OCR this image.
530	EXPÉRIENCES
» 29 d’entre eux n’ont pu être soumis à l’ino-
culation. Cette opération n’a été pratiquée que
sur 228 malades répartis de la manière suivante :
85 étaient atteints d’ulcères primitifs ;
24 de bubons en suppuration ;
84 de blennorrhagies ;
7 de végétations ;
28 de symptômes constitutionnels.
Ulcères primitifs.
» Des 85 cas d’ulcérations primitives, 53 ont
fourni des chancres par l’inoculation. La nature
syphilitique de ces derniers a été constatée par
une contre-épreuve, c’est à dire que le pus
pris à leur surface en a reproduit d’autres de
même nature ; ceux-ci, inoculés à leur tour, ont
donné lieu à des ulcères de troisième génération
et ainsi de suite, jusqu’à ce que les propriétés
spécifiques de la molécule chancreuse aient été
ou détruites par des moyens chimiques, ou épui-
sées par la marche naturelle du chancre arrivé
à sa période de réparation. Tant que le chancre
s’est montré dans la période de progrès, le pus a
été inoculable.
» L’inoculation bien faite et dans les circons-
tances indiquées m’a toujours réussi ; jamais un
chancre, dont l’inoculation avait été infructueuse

▬▬▬▬▬▬

• Work to be completed: Return every line of the material exactly.

• Exercise answer:
OCR this image.
530	EXPÉRIENCES
» 29 d’entre eux n’ont pu être soumis à l’ino-
culation. Cette opération n’a été pratiquée que
sur 228 malades répartis de la manière suivante :
85 étaient atteints d’ulcères primitifs ;
24 de bubons en suppuration ;
84 de blennorrhagies ;
7 de végétations ;
28 de symptômes constitutionnels.
Ulcères primitifs.
» Des 85 cas d’ulcérations primitives, 53 ont
fourni des chancres par l’inoculation. La nature
syphilitique de ces derniers a été constatée par
une contre-épreuve, c’est à dire que le pus
pris à leur surface en a reproduit d’autres de
même nature ; ceux-ci, inoculés à leur tour, ont
donné lieu à des ulcères de troisième génération
et ainsi de suite, jusqu’à ce que les propriétés
spécifiques de la molécule chancreuse aient été
ou détruites par des moyens chimiques, ou épui-
sées par la marche naturelle du chancre arrivé
à sa période de réparation. Tant que le chancre
s’est montré dans la période de progrès, le pus a
été inoculable.
» L’inoculation bien faite et dans les circons-
tances indiquées m’a toujours réussi ; jamais un
chancre, dont l’inoculation avait été infructueuse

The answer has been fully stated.